THE EXERCISE: Each line that contains the word "佔彈性時間" counts once; give the total for the records below and nothing else.

(Stored records)
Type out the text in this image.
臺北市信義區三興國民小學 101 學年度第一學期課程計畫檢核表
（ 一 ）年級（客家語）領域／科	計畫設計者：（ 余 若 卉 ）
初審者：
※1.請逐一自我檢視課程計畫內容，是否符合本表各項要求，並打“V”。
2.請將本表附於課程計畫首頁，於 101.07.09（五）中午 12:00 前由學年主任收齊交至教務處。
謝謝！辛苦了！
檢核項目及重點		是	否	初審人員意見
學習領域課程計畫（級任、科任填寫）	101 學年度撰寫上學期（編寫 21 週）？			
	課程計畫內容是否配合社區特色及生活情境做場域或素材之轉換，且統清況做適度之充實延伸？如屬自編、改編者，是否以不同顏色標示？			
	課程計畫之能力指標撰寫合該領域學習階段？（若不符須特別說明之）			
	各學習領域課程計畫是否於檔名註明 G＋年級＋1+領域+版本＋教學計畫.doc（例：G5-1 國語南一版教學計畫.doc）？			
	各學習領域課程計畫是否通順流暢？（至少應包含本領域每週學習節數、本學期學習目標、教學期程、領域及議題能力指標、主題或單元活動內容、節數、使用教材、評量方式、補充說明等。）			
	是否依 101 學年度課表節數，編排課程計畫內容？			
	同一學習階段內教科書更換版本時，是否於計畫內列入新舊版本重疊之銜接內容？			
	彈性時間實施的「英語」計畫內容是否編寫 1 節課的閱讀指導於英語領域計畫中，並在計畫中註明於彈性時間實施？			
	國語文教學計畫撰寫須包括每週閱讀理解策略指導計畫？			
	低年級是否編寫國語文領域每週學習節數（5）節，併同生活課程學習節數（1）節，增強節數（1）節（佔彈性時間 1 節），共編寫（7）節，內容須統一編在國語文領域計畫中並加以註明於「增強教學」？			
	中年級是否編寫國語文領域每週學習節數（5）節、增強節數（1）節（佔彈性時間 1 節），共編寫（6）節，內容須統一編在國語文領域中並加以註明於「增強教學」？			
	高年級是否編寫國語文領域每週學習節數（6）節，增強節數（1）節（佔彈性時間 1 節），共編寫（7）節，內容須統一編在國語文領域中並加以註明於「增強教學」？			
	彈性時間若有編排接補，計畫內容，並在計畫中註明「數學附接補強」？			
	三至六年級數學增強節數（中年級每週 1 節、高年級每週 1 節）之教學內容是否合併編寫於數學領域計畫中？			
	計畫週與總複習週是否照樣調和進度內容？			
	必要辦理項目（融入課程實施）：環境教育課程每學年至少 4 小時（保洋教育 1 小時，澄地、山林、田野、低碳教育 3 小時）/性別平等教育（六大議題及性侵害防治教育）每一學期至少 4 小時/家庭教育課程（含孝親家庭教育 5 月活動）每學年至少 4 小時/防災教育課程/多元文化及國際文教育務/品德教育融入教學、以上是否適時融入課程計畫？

RESPONSE: 3